## Problem requirements
Output every line below without omitting or altering anything.

## Records shown
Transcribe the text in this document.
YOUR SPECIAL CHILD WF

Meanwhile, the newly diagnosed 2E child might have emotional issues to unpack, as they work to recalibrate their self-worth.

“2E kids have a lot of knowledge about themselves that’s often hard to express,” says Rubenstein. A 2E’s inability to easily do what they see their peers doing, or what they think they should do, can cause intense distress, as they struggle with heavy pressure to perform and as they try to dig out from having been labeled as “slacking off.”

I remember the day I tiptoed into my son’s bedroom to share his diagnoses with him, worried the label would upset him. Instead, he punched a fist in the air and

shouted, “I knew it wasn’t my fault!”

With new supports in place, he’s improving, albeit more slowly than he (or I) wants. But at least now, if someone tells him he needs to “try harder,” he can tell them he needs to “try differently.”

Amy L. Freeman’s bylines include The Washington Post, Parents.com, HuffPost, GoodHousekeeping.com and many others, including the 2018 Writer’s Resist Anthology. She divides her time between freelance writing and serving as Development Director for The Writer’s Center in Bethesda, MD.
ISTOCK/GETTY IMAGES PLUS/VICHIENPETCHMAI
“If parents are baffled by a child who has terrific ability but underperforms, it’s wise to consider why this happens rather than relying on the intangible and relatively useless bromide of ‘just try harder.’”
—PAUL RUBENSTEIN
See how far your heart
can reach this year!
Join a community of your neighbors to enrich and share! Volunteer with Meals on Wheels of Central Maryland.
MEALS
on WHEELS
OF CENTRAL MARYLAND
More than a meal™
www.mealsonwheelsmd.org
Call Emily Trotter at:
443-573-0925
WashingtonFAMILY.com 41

## Result of the task
Transcribe the text in this document.
YOUR SPECIAL CHILD WF

Meanwhile, the newly diagnosed 2E child might have emotional issues to unpack, as they work to recalibrate their self-worth.

“2E kids have a lot of knowledge about themselves that’s often hard to express,” says Rubenstein. A 2E’s inability to easily do what they see their peers doing, or what they think they should do, can cause intense distress, as they struggle with heavy pressure to perform and as they try to dig out from having been labeled as “slacking off.”

I remember the day I tiptoed into my son’s bedroom to share his diagnoses with him, worried the label would upset him. Instead, he punched a fist in the air and

shouted, “I knew it wasn’t my fault!”

With new supports in place, he’s improving, albeit more slowly than he (or I) wants. But at least now, if someone tells him he needs to “try harder,” he can tell them he needs to “try differently.”

Amy L. Freeman’s bylines include The Washington Post, Parents.com, HuffPost, GoodHousekeeping.com and many others, including the 2018 Writer’s Resist Anthology. She divides her time between freelance writing and serving as Development Director for The Writer’s Center in Bethesda, MD.
ISTOCK/GETTY IMAGES PLUS/VICHIENPETCHMAI
“If parents are baffled by a child who has terrific ability but underperforms, it’s wise to consider why this happens rather than relying on the intangible and relatively useless bromide of ‘just try harder.’”
—PAUL RUBENSTEIN
See how far your heart
can reach this year!
Join a community of your neighbors to enrich and share! Volunteer with Meals on Wheels of Central Maryland.
MEALS
on WHEELS
OF CENTRAL MARYLAND
More than a meal™
www.mealsonwheelsmd.org
Call Emily Trotter at:
443-573-0925
WashingtonFAMILY.com 41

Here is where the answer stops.